**RECORDED INFORMATION:**
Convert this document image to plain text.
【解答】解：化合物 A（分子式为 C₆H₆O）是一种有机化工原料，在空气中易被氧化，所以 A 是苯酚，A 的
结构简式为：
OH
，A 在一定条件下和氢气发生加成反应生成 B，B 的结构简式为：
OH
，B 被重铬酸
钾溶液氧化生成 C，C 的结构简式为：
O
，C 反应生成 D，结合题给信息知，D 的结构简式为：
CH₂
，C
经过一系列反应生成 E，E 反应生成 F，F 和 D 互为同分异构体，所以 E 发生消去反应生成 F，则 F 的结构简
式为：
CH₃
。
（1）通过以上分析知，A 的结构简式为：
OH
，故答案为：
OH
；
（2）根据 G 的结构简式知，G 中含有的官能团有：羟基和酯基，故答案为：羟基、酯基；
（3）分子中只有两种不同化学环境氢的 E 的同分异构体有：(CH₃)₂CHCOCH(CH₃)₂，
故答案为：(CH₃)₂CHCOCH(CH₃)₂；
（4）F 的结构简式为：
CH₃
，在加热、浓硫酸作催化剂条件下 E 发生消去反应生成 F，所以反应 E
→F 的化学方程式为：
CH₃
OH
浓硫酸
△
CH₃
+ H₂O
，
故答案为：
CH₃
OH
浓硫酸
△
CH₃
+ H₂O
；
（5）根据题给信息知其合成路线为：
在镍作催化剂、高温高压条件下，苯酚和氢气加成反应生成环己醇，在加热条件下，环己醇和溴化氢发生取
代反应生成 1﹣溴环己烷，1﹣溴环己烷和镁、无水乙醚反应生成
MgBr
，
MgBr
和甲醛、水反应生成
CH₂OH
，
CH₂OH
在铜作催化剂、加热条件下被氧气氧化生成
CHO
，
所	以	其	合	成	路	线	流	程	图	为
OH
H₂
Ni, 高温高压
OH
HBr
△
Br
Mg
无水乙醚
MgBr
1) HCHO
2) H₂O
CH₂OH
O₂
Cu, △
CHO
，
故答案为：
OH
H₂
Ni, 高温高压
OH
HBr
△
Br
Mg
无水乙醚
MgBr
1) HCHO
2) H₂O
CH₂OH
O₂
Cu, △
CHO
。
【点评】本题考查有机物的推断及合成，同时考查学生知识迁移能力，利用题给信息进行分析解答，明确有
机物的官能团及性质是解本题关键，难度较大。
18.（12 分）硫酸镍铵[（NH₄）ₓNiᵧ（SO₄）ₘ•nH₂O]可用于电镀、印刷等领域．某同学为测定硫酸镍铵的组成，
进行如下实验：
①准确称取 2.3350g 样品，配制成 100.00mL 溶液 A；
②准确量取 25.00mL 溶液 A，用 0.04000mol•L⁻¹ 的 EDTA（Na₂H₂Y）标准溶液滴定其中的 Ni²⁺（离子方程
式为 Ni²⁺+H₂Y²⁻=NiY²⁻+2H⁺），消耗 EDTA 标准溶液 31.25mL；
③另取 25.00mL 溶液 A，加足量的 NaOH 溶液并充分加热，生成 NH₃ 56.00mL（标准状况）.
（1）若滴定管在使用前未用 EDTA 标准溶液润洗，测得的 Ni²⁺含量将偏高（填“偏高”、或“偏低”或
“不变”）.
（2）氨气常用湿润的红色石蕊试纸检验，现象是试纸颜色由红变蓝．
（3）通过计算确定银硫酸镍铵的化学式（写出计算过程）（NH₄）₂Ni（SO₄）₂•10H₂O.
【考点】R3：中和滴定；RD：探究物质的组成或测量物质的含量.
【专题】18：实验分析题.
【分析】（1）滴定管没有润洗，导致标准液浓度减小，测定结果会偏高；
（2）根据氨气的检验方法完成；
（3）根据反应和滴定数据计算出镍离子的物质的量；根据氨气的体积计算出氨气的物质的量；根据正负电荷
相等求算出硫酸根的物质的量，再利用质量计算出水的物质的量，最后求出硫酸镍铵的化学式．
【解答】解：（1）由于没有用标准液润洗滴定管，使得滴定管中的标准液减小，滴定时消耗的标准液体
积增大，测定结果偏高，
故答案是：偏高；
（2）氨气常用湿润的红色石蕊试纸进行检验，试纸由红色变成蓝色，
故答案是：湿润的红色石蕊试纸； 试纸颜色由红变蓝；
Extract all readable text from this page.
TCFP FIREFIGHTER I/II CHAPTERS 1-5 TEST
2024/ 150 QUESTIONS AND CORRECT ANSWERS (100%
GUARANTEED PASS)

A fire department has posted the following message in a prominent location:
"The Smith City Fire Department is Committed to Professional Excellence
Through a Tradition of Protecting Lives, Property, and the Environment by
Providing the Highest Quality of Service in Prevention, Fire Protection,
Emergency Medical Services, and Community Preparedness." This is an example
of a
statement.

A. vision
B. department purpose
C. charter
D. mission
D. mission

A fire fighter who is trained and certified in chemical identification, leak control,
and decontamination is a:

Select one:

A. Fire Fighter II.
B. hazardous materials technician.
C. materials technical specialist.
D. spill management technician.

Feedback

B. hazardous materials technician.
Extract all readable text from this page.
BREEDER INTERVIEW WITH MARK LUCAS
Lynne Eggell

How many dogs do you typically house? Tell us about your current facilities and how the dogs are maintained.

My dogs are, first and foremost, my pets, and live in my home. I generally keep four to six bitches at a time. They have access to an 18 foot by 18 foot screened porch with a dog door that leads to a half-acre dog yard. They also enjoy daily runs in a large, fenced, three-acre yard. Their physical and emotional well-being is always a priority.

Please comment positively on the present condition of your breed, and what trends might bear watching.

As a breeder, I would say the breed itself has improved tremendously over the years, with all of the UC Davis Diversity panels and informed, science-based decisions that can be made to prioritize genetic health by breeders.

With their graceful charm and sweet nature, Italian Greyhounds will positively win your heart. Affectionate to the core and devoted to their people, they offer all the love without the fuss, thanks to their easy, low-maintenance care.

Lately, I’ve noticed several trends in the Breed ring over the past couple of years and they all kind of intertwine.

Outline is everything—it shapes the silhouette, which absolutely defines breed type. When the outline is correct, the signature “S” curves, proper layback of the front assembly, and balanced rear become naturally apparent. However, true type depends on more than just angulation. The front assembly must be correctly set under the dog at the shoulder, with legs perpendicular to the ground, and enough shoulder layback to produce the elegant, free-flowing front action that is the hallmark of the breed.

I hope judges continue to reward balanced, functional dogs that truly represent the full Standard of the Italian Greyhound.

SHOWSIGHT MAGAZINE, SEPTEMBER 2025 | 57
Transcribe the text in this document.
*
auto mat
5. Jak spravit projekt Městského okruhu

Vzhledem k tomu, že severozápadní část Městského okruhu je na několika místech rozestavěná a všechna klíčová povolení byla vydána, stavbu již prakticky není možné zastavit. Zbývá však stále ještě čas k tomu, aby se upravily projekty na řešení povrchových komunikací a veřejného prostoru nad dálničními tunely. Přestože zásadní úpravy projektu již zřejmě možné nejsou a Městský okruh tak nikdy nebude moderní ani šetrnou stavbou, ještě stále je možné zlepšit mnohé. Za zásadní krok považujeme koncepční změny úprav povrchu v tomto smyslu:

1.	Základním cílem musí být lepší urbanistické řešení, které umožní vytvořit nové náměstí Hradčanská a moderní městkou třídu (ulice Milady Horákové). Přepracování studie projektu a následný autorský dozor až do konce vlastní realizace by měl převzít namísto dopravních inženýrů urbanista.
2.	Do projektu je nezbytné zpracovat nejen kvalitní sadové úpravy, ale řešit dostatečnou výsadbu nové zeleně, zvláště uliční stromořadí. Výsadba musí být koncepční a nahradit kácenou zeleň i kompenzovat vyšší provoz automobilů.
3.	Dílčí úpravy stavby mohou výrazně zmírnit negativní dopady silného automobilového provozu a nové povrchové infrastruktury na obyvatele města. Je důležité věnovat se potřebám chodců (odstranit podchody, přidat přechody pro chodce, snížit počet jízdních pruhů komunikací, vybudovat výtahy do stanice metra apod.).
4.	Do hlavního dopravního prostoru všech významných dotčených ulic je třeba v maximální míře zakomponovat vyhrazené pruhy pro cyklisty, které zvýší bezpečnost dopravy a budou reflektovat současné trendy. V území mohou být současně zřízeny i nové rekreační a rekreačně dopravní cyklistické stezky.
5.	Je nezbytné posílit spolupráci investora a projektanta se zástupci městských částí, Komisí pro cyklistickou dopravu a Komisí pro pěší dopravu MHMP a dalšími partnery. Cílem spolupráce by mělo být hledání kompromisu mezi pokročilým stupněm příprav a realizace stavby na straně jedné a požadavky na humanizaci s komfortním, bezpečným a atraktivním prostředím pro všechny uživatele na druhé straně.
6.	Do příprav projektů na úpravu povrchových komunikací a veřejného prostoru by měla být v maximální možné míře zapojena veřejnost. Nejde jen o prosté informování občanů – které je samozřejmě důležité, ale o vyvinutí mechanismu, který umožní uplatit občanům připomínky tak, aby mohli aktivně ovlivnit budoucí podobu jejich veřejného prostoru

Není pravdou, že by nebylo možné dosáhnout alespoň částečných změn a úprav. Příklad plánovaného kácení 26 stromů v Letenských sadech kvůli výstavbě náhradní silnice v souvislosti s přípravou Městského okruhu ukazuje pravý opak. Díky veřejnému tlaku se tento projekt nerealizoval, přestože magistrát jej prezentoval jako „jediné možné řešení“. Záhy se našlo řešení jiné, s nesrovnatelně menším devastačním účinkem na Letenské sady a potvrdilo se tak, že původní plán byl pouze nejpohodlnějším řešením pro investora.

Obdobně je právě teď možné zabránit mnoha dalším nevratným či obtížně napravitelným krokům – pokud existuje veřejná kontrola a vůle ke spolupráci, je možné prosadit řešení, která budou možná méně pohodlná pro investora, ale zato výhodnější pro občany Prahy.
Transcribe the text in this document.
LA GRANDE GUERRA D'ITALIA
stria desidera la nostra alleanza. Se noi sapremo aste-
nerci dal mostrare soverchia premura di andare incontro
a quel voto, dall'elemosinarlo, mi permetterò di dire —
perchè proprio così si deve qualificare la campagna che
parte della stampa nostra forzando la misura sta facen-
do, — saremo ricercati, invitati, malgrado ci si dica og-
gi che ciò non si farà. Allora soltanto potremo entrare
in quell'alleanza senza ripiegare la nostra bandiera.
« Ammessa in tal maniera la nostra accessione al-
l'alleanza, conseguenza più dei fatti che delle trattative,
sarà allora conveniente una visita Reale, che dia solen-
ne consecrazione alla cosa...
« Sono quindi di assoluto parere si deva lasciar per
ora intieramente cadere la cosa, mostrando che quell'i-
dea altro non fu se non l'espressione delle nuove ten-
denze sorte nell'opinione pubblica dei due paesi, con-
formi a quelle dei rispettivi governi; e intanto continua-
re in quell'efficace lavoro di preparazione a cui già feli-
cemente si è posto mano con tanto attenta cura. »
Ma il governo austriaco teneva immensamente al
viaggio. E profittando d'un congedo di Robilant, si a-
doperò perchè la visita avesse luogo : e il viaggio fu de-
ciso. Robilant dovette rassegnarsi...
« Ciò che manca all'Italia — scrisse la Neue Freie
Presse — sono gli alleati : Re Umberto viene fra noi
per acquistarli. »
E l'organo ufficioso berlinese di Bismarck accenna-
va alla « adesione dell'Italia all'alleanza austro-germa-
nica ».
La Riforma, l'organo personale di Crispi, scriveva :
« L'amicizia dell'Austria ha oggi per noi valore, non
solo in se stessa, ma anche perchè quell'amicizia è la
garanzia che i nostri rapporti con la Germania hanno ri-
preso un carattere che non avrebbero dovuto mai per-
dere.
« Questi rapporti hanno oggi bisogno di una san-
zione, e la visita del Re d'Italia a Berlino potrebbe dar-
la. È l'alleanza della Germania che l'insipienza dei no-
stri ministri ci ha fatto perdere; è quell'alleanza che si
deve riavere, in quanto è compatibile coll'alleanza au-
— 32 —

**WHAT YOU ARE ASKED TO DO:** Locate all lines in the listing above with the word "hanno" and copy them.

**FULL SOLUTION:**
garanzia che i nostri rapporti con la Germania hanno ri-
« Questi rapporti hanno oggi bisogno di una san-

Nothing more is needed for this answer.